# [Task]
In the listing that follows, count each line containing the string "Asegurar" and report only the count.

# [Entries provided]
━━━━
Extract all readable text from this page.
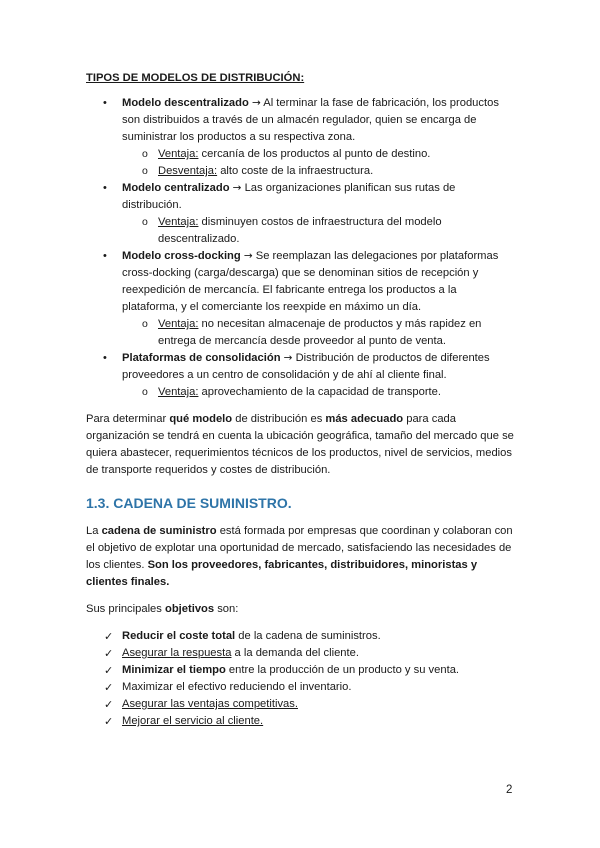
TIPOS DE MODELOS DE DISTRIBUCIÓN:
• Modelo descentralizado → Al terminar la fase de fabricación, los productos son distribuidos a través de un almacén regulador, quien se encarga de suministrar los productos a su respectiva zona.
o Ventaja: cercanía de los productos al punto de destino.
o Desventaja: alto coste de la infraestructura.
• Modelo centralizado → Las organizaciones planifican sus rutas de distribución.
o Ventaja: disminuyen costos de infraestructura del modelo descentralizado.
• Modelo cross-docking → Se reemplazan las delegaciones por plataformas cross-docking (carga/descarga) que se denominan sitios de recepción y reexpedición de mercancía. El fabricante entrega los productos a la plataforma, y el comerciante los reexpide en máximo un día.
o Ventaja: no necesitan almacenaje de productos y más rapidez en entrega de mercancía desde proveedor al punto de venta.
• Plataformas de consolidación → Distribución de productos de diferentes proveedores a un centro de consolidación y de ahí al cliente final.
o Ventaja: aprovechamiento de la capacidad de transporte.

Para determinar qué modelo de distribución es más adecuado para cada organización se tendrá en cuenta la ubicación geográfica, tamaño del mercado que se quiera abastecer, requerimientos técnicos de los productos, nivel de servicios, medios de transporte requeridos y costes de distribución.

1.3. CADENA DE SUMINISTRO.

La cadena de suministro está formada por empresas que coordinan y colaboran con el objetivo de explotar una oportunidad de mercado, satisfaciendo las necesidades de los clientes. Son los proveedores, fabricantes, distribuidores, minoristas y clientes finales.

Sus principales objetivos son:

✓ Reducir el coste total de la cadena de suministros.
✓ Asegurar la respuesta a la demanda del cliente.
✓ Minimizar el tiempo entre la producción de un producto y su venta.
✓ Maximizar el efectivo reduciendo el inventario.
✓ Asegurar las ventajas competitivas.
✓ Mejorar el servicio al cliente.
2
━━━━
# [Solved exercise]
2